START Data provided

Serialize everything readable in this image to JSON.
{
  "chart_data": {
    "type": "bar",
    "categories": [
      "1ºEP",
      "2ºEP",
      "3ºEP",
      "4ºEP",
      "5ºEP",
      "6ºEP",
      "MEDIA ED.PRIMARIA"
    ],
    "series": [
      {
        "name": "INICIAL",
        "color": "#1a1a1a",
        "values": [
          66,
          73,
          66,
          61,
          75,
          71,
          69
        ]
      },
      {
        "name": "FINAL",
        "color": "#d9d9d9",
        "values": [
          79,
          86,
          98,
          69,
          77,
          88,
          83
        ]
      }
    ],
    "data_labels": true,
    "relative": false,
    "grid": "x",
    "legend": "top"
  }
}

END Data provided

=== What the exercise asks ===
Retype the material above, line by line, exactly.

=== Answer to the exercise ===
Serialize everything readable in this image to JSON.
{
  "chart_data": {
    "type": "bar",
    "categories": [
      "1ºEP",
      "2ºEP",
      "3ºEP",
      "4ºEP",
      "5ºEP",
      "6ºEP",
      "MEDIA ED.PRIMARIA"
    ],
    "series": [
      {
        "name": "INICIAL",
        "color": "#1a1a1a",
        "values": [
          66,
          73,
          66,
          61,
          75,
          71,
          69
        ]
      },
      {
        "name": "FINAL",
        "color": "#d9d9d9",
        "values": [
          79,
          86,
          98,
          69,
          77,
          88,
          83
        ]
      }
    ],
    "data_labels": true,
    "relative": false,
    "grid": "x",
    "legend": "top"
  }
}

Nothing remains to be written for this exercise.